__Problem description__
Repeat all of the data precisely.

_ _ _ _

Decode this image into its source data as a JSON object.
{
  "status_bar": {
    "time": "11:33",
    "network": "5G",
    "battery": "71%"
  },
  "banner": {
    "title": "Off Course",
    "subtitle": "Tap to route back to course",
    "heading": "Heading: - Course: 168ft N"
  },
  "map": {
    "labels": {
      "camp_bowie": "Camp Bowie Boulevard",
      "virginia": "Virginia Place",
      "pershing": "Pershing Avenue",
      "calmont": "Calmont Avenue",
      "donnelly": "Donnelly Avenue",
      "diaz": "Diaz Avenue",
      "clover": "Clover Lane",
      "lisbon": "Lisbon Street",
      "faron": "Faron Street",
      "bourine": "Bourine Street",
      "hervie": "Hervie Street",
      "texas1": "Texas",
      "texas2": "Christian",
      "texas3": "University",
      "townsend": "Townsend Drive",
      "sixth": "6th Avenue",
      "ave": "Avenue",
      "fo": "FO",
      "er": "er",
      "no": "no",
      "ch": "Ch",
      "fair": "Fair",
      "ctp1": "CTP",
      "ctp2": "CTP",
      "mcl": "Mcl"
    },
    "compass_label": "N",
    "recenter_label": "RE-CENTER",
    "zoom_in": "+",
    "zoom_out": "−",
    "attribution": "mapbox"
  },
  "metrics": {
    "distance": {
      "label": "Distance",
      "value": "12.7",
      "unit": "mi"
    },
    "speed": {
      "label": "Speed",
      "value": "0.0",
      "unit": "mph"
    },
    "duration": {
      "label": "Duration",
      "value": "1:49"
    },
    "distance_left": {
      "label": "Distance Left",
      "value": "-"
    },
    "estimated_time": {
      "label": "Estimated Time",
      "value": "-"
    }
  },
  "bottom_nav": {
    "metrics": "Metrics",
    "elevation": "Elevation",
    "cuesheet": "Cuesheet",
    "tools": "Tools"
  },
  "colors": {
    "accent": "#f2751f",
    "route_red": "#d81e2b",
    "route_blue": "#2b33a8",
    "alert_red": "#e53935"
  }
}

_ _ _ _

__Output below__
Decode this image into its source data as a JSON object.
{
  "status_bar": {
    "time": "11:33",
    "network": "5G",
    "battery": "71%"
  },
  "banner": {
    "title": "Off Course",
    "subtitle": "Tap to route back to course",
    "heading": "Heading: - Course: 168ft N"
  },
  "map": {
    "labels": {
      "camp_bowie": "Camp Bowie Boulevard",
      "virginia": "Virginia Place",
      "pershing": "Pershing Avenue",
      "calmont": "Calmont Avenue",
      "donnelly": "Donnelly Avenue",
      "diaz": "Diaz Avenue",
      "clover": "Clover Lane",
      "lisbon": "Lisbon Street",
      "faron": "Faron Street",
      "bourine": "Bourine Street",
      "hervie": "Hervie Street",
      "texas1": "Texas",
      "texas2": "Christian",
      "texas3": "University",
      "townsend": "Townsend Drive",
      "sixth": "6th Avenue",
      "ave": "Avenue",
      "fo": "FO",
      "er": "er",
      "no": "no",
      "ch": "Ch",
      "fair": "Fair",
      "ctp1": "CTP",
      "ctp2": "CTP",
      "mcl": "Mcl"
    },
    "compass_label": "N",
    "recenter_label": "RE-CENTER",
    "zoom_in": "+",
    "zoom_out": "−",
    "attribution": "mapbox"
  },
  "metrics": {
    "distance": {
      "label": "Distance",
      "value": "12.7",
      "unit": "mi"
    },
    "speed": {
      "label": "Speed",
      "value": "0.0",
      "unit": "mph"
    },
    "duration": {
      "label": "Duration",
      "value": "1:49"
    },
    "distance_left": {
      "label": "Distance Left",
      "value": "-"
    },
    "estimated_time": {
      "label": "Estimated Time",
      "value": "-"
    }
  },
  "bottom_nav": {
    "metrics": "Metrics",
    "elevation": "Elevation",
    "cuesheet": "Cuesheet",
    "tools": "Tools"
  },
  "colors": {
    "accent": "#f2751f",
    "route_red": "#d81e2b",
    "route_blue": "#2b33a8",
    "alert_red": "#e53935"
  }
}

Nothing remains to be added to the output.